__PROBLEM REQUIREMENTS__. Print out each record below, unaltered and complete, without its images.

__TASK INPUT__.
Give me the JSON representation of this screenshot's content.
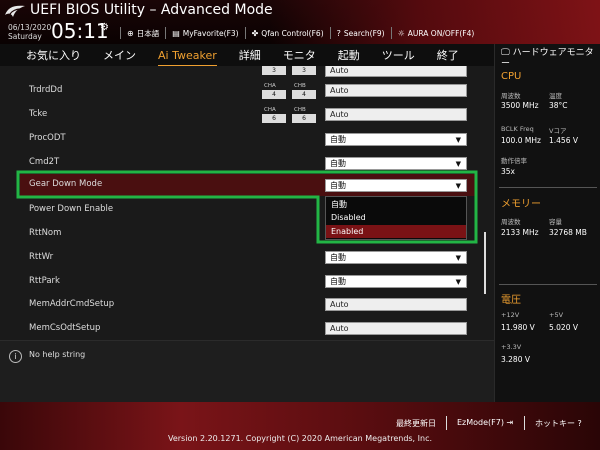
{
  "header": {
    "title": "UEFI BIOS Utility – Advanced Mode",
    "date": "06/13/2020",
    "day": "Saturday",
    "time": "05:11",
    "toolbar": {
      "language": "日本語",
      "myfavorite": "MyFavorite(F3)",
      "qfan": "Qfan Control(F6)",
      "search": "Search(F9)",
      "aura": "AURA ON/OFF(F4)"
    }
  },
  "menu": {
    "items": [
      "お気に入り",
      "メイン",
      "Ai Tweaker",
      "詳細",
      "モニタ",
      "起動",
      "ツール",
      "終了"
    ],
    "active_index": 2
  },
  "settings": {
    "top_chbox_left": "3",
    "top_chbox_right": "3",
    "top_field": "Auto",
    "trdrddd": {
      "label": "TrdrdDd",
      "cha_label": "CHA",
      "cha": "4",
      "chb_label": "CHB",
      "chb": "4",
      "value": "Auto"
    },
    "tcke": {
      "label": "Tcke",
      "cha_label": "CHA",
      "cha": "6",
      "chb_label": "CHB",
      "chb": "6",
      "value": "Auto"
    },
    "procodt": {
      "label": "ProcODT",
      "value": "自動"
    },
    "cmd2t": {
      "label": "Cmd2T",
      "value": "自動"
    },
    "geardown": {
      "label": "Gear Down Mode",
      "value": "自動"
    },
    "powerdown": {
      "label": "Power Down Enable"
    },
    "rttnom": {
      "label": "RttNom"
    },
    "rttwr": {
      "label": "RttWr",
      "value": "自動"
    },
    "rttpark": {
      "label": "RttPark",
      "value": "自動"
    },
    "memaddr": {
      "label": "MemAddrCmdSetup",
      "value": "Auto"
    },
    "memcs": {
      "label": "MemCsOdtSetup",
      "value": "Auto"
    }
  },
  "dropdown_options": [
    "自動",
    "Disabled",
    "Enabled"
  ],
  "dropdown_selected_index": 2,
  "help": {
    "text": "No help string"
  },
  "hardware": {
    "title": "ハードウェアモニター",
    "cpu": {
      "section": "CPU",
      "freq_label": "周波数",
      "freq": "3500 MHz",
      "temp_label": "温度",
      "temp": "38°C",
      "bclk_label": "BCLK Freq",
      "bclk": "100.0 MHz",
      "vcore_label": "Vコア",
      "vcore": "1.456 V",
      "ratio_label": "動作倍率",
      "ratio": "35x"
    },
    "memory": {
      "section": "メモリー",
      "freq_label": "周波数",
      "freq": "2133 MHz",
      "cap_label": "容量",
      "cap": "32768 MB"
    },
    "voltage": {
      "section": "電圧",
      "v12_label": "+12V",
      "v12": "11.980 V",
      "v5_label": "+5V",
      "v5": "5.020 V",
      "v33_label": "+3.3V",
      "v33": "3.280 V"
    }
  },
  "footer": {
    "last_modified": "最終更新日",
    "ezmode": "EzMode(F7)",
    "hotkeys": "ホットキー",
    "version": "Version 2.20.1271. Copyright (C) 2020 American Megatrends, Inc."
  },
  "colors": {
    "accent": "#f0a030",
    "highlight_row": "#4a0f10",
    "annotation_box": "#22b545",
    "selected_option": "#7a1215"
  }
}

__TASK SOLUTION__.
Give me the JSON representation of this screenshot's content.
{
  "header": {
    "title": "UEFI BIOS Utility – Advanced Mode",
    "date": "06/13/2020",
    "day": "Saturday",
    "time": "05:11",
    "toolbar": {
      "language": "日本語",
      "myfavorite": "MyFavorite(F3)",
      "qfan": "Qfan Control(F6)",
      "search": "Search(F9)",
      "aura": "AURA ON/OFF(F4)"
    }
  },
  "menu": {
    "items": [
      "お気に入り",
      "メイン",
      "Ai Tweaker",
      "詳細",
      "モニタ",
      "起動",
      "ツール",
      "終了"
    ],
    "active_index": 2
  },
  "settings": {
    "top_chbox_left": "3",
    "top_chbox_right": "3",
    "top_field": "Auto",
    "trdrddd": {
      "label": "TrdrdDd",
      "cha_label": "CHA",
      "cha": "4",
      "chb_label": "CHB",
      "chb": "4",
      "value": "Auto"
    },
    "tcke": {
      "label": "Tcke",
      "cha_label": "CHA",
      "cha": "6",
      "chb_label": "CHB",
      "chb": "6",
      "value": "Auto"
    },
    "procodt": {
      "label": "ProcODT",
      "value": "自動"
    },
    "cmd2t": {
      "label": "Cmd2T",
      "value": "自動"
    },
    "geardown": {
      "label": "Gear Down Mode",
      "value": "自動"
    },
    "powerdown": {
      "label": "Power Down Enable"
    },
    "rttnom": {
      "label": "RttNom"
    },
    "rttwr": {
      "label": "RttWr",
      "value": "自動"
    },
    "rttpark": {
      "label": "RttPark",
      "value": "自動"
    },
    "memaddr": {
      "label": "MemAddrCmdSetup",
      "value": "Auto"
    },
    "memcs": {
      "label": "MemCsOdtSetup",
      "value": "Auto"
    }
  },
  "dropdown_options": [
    "自動",
    "Disabled",
    "Enabled"
  ],
  "dropdown_selected_index": 2,
  "help": {
    "text": "No help string"
  },
  "hardware": {
    "title": "ハードウェアモニター",
    "cpu": {
      "section": "CPU",
      "freq_label": "周波数",
      "freq": "3500 MHz",
      "temp_label": "温度",
      "temp": "38°C",
      "bclk_label": "BCLK Freq",
      "bclk": "100.0 MHz",
      "vcore_label": "Vコア",
      "vcore": "1.456 V",
      "ratio_label": "動作倍率",
      "ratio": "35x"
    },
    "memory": {
      "section": "メモリー",
      "freq_label": "周波数",
      "freq": "2133 MHz",
      "cap_label": "容量",
      "cap": "32768 MB"
    },
    "voltage": {
      "section": "電圧",
      "v12_label": "+12V",
      "v12": "11.980 V",
      "v5_label": "+5V",
      "v5": "5.020 V",
      "v33_label": "+3.3V",
      "v33": "3.280 V"
    }
  },
  "footer": {
    "last_modified": "最終更新日",
    "ezmode": "EzMode(F7)",
    "hotkeys": "ホットキー",
    "version": "Version 2.20.1271. Copyright (C) 2020 American Megatrends, Inc."
  },
  "colors": {
    "accent": "#f0a030",
    "highlight_row": "#4a0f10",
    "annotation_box": "#22b545",
    "selected_option": "#7a1215"
  }
}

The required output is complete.